> YOUR INSTRUCTIONS:
The response should hold each line from the entries below where "Suppose" is found.

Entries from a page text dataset
=-=-=

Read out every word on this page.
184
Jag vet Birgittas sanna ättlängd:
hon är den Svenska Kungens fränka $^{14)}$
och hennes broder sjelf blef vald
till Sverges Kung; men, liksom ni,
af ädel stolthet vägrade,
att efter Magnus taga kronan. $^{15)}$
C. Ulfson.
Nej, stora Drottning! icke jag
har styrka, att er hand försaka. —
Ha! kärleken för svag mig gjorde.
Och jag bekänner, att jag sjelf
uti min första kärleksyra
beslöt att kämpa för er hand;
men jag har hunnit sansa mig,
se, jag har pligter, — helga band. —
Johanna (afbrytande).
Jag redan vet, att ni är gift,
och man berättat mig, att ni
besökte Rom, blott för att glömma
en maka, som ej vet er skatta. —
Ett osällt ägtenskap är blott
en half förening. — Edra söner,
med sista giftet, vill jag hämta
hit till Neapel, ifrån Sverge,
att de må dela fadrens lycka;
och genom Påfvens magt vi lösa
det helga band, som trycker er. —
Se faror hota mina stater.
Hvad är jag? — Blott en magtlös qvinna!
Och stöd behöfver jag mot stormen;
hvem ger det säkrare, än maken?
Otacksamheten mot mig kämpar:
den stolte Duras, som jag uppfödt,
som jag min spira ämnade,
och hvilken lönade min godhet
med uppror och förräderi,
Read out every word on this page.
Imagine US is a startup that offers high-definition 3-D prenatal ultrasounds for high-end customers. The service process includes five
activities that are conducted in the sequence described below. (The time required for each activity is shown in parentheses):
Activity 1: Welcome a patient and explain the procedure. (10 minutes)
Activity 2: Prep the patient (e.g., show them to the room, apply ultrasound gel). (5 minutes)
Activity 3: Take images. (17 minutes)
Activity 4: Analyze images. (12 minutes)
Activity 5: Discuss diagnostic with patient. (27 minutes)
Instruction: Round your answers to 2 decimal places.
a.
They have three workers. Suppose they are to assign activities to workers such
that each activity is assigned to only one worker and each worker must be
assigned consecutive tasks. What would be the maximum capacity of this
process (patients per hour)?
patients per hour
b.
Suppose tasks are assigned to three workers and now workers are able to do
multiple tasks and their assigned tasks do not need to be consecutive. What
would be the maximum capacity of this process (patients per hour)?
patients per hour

=-=-=

> REPLY:
They have three workers. Suppose they are to assign activities to workers such
Suppose tasks are assigned to three workers and now workers are able to do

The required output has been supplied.